Short exercise =
Copy the items below word for word, starting at the very first line and ending with the line that contains "volume-bar bbox=[684, 423, 690, 445]".

Record list =
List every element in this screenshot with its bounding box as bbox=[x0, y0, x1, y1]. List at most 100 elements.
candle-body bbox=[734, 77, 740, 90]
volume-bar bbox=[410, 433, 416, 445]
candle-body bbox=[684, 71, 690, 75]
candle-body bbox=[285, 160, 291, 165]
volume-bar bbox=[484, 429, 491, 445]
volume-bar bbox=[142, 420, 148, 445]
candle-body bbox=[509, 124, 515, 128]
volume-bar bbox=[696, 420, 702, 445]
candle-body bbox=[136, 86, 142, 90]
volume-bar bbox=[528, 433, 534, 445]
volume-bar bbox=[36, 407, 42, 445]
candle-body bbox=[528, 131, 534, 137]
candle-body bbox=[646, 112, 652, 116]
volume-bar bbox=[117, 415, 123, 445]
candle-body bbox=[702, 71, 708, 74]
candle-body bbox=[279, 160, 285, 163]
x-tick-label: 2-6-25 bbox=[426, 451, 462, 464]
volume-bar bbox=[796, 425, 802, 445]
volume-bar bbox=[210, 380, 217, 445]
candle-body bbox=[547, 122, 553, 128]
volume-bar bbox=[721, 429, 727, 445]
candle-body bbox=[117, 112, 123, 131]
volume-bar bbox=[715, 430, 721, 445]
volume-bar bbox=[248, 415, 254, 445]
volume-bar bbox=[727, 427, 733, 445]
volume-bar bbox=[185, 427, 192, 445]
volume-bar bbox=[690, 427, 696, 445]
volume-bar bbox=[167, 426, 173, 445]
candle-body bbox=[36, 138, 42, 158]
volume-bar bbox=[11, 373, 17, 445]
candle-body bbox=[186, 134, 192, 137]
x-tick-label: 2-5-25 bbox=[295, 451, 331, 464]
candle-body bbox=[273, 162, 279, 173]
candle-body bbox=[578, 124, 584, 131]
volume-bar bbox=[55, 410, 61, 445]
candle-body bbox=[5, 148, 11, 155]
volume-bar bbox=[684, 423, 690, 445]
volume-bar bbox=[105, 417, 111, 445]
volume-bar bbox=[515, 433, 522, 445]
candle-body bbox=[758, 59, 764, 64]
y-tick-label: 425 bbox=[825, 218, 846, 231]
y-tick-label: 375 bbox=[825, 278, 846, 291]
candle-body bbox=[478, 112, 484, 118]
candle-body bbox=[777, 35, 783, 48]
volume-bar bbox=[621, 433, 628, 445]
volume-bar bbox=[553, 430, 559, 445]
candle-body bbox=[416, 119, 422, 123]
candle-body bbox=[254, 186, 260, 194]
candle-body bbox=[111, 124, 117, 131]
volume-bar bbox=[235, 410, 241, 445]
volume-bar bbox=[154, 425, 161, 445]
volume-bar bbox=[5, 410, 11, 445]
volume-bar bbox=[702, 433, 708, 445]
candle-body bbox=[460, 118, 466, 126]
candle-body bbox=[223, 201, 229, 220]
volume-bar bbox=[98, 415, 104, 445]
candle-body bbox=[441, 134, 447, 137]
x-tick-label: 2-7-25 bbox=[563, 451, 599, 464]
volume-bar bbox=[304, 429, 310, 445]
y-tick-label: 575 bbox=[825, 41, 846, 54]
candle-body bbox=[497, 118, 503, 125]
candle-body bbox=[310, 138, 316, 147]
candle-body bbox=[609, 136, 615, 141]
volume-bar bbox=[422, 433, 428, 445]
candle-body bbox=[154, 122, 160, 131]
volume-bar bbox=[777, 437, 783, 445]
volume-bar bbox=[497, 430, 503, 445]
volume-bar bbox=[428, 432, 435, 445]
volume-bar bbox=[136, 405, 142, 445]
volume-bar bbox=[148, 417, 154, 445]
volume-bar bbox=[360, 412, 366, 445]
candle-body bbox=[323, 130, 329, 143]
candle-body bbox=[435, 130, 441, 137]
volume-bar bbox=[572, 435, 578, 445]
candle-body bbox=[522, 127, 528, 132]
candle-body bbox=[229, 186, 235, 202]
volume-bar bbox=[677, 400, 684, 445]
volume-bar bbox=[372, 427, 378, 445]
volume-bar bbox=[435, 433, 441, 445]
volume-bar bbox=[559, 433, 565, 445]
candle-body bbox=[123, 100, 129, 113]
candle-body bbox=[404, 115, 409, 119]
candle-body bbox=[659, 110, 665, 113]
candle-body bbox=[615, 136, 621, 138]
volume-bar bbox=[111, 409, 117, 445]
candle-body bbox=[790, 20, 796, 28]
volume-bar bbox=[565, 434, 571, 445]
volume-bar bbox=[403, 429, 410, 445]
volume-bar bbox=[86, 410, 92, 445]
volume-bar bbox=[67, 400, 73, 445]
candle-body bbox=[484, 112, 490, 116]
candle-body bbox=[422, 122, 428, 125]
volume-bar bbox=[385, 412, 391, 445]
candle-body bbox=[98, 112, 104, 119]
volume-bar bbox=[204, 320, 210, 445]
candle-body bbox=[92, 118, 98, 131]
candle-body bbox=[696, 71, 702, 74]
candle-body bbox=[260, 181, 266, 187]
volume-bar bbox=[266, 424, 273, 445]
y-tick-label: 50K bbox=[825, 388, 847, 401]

Output of the task =
List every element in this screenshot with its bounding box as bbox=[x0, y0, x1, y1]. List at most 100 elements.
candle-body bbox=[734, 77, 740, 90]
volume-bar bbox=[410, 433, 416, 445]
candle-body bbox=[684, 71, 690, 75]
candle-body bbox=[285, 160, 291, 165]
volume-bar bbox=[484, 429, 491, 445]
volume-bar bbox=[142, 420, 148, 445]
candle-body bbox=[509, 124, 515, 128]
volume-bar bbox=[696, 420, 702, 445]
candle-body bbox=[136, 86, 142, 90]
volume-bar bbox=[528, 433, 534, 445]
volume-bar bbox=[36, 407, 42, 445]
candle-body bbox=[528, 131, 534, 137]
candle-body bbox=[646, 112, 652, 116]
volume-bar bbox=[117, 415, 123, 445]
candle-body bbox=[702, 71, 708, 74]
candle-body bbox=[279, 160, 285, 163]
x-tick-label: 2-6-25 bbox=[426, 451, 462, 464]
volume-bar bbox=[796, 425, 802, 445]
volume-bar bbox=[210, 380, 217, 445]
candle-body bbox=[547, 122, 553, 128]
volume-bar bbox=[721, 429, 727, 445]
candle-body bbox=[117, 112, 123, 131]
volume-bar bbox=[715, 430, 721, 445]
volume-bar bbox=[248, 415, 254, 445]
volume-bar bbox=[727, 427, 733, 445]
volume-bar bbox=[185, 427, 192, 445]
volume-bar bbox=[690, 427, 696, 445]
volume-bar bbox=[167, 426, 173, 445]
candle-body bbox=[36, 138, 42, 158]
volume-bar bbox=[11, 373, 17, 445]
candle-body bbox=[186, 134, 192, 137]
x-tick-label: 2-5-25 bbox=[295, 451, 331, 464]
candle-body bbox=[273, 162, 279, 173]
candle-body bbox=[578, 124, 584, 131]
volume-bar bbox=[55, 410, 61, 445]
candle-body bbox=[5, 148, 11, 155]
volume-bar bbox=[684, 423, 690, 445]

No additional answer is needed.